**Problem requirements**
Restate, word for word, every line of the data.

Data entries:
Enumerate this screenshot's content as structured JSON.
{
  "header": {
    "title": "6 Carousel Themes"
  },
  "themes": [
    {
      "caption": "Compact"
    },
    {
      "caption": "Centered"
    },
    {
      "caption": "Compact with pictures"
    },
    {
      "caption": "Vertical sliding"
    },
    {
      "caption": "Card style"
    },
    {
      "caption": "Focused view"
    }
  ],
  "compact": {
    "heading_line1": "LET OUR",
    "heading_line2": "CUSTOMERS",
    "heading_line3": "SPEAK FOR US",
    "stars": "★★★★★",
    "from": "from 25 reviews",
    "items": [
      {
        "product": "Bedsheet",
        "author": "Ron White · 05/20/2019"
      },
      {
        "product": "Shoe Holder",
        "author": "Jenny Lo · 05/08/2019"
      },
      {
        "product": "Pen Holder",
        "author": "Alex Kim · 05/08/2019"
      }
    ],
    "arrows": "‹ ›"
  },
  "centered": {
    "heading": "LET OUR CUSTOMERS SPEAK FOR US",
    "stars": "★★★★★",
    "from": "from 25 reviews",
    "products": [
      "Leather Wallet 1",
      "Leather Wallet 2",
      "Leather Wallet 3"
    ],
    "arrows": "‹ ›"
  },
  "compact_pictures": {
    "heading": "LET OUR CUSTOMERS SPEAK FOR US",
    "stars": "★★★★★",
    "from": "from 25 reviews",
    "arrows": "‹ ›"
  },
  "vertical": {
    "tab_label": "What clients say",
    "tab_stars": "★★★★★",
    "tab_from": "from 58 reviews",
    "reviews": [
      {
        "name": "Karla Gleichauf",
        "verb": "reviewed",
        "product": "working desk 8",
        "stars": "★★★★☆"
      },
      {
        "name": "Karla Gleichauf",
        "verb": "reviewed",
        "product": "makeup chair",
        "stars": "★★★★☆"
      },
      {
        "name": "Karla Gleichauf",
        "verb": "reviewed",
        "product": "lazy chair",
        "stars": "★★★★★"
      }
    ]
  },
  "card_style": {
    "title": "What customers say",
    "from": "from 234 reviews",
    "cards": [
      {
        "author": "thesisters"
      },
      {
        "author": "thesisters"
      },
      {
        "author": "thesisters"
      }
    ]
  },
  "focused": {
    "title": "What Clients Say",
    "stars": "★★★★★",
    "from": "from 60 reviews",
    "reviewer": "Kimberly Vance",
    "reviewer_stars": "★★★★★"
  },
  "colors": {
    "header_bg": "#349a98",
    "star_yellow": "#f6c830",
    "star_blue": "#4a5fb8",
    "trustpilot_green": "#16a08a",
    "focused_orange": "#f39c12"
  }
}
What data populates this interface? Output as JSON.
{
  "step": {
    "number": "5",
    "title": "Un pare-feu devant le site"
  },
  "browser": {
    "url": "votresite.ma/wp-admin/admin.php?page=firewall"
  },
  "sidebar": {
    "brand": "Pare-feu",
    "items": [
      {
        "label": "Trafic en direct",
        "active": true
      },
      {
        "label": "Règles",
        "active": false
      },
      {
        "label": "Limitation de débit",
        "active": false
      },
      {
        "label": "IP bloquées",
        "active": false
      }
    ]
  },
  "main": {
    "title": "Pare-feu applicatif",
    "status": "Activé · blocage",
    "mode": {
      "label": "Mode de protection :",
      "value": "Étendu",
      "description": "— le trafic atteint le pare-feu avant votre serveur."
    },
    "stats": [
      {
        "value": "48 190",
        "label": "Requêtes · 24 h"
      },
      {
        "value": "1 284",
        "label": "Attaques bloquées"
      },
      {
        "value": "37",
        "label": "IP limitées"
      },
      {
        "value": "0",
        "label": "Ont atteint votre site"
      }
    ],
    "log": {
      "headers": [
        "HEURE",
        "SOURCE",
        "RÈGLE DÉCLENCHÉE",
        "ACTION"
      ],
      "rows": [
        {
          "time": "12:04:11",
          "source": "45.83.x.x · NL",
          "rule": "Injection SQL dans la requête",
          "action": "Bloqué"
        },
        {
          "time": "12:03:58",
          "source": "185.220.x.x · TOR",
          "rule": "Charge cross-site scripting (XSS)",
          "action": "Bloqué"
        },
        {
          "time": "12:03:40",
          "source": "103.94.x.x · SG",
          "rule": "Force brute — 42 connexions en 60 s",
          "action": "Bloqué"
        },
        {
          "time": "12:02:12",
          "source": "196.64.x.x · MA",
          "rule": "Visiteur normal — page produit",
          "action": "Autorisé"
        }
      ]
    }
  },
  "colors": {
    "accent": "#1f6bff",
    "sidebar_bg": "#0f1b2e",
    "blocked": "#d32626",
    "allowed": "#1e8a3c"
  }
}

**Solution for this problem**
Enumerate this screenshot's content as structured JSON.
{
  "header": {
    "title": "6 Carousel Themes"
  },
  "themes": [
    {
      "caption": "Compact"
    },
    {
      "caption": "Centered"
    },
    {
      "caption": "Compact with pictures"
    },
    {
      "caption": "Vertical sliding"
    },
    {
      "caption": "Card style"
    },
    {
      "caption": "Focused view"
    }
  ],
  "compact": {
    "heading_line1": "LET OUR",
    "heading_line2": "CUSTOMERS",
    "heading_line3": "SPEAK FOR US",
    "stars": "★★★★★",
    "from": "from 25 reviews",
    "items": [
      {
        "product": "Bedsheet",
        "author": "Ron White · 05/20/2019"
      },
      {
        "product": "Shoe Holder",
        "author": "Jenny Lo · 05/08/2019"
      },
      {
        "product": "Pen Holder",
        "author": "Alex Kim · 05/08/2019"
      }
    ],
    "arrows": "‹ ›"
  },
  "centered": {
    "heading": "LET OUR CUSTOMERS SPEAK FOR US",
    "stars": "★★★★★",
    "from": "from 25 reviews",
    "products": [
      "Leather Wallet 1",
      "Leather Wallet 2",
      "Leather Wallet 3"
    ],
    "arrows": "‹ ›"
  },
  "compact_pictures": {
    "heading": "LET OUR CUSTOMERS SPEAK FOR US",
    "stars": "★★★★★",
    "from": "from 25 reviews",
    "arrows": "‹ ›"
  },
  "vertical": {
    "tab_label": "What clients say",
    "tab_stars": "★★★★★",
    "tab_from": "from 58 reviews",
    "reviews": [
      {
        "name": "Karla Gleichauf",
        "verb": "reviewed",
        "product": "working desk 8",
        "stars": "★★★★☆"
      },
      {
        "name": "Karla Gleichauf",
        "verb": "reviewed",
        "product": "makeup chair",
        "stars": "★★★★☆"
      },
      {
        "name": "Karla Gleichauf",
        "verb": "reviewed",
        "product": "lazy chair",
        "stars": "★★★★★"
      }
    ]
  },
  "card_style": {
    "title": "What customers say",
    "from": "from 234 reviews",
    "cards": [
      {
        "author": "thesisters"
      },
      {
        "author": "thesisters"
      },
      {
        "author": "thesisters"
      }
    ]
  },
  "focused": {
    "title": "What Clients Say",
    "stars": "★★★★★",
    "from": "from 60 reviews",
    "reviewer": "Kimberly Vance",
    "reviewer_stars": "★★★★★"
  },
  "colors": {
    "header_bg": "#349a98",
    "star_yellow": "#f6c830",
    "star_blue": "#4a5fb8",
    "trustpilot_green": "#16a08a",
    "focused_orange": "#f39c12"
  }
}
What data populates this interface? Output as JSON.
{
  "step": {
    "number": "5",
    "title": "Un pare-feu devant le site"
  },
  "browser": {
    "url": "votresite.ma/wp-admin/admin.php?page=firewall"
  },
  "sidebar": {
    "brand": "Pare-feu",
    "items": [
      {
        "label": "Trafic en direct",
        "active": true
      },
      {
        "label": "Règles",
        "active": false
      },
      {
        "label": "Limitation de débit",
        "active": false
      },
      {
        "label": "IP bloquées",
        "active": false
      }
    ]
  },
  "main": {
    "title": "Pare-feu applicatif",
    "status": "Activé · blocage",
    "mode": {
      "label": "Mode de protection :",
      "value": "Étendu",
      "description": "— le trafic atteint le pare-feu avant votre serveur."
    },
    "stats": [
      {
        "value": "48 190",
        "label": "Requêtes · 24 h"
      },
      {
        "value": "1 284",
        "label": "Attaques bloquées"
      },
      {
        "value": "37",
        "label": "IP limitées"
      },
      {
        "value": "0",
        "label": "Ont atteint votre site"
      }
    ],
    "log": {
      "headers": [
        "HEURE",
        "SOURCE",
        "RÈGLE DÉCLENCHÉE",
        "ACTION"
      ],
      "rows": [
        {
          "time": "12:04:11",
          "source": "45.83.x.x · NL",
          "rule": "Injection SQL dans la requête",
          "action": "Bloqué"
        },
        {
          "time": "12:03:58",
          "source": "185.220.x.x · TOR",
          "rule": "Charge cross-site scripting (XSS)",
          "action": "Bloqué"
        },
        {
          "time": "12:03:40",
          "source": "103.94.x.x · SG",
          "rule": "Force brute — 42 connexions en 60 s",
          "action": "Bloqué"
        },
        {
          "time": "12:02:12",
          "source": "196.64.x.x · MA",
          "rule": "Visiteur normal — page produit",
          "action": "Autorisé"
        }
      ]
    }
  },
  "colors": {
    "accent": "#1f6bff",
    "sidebar_bg": "#0f1b2e",
    "blocked": "#d32626",
    "allowed": "#1e8a3c"
  }
}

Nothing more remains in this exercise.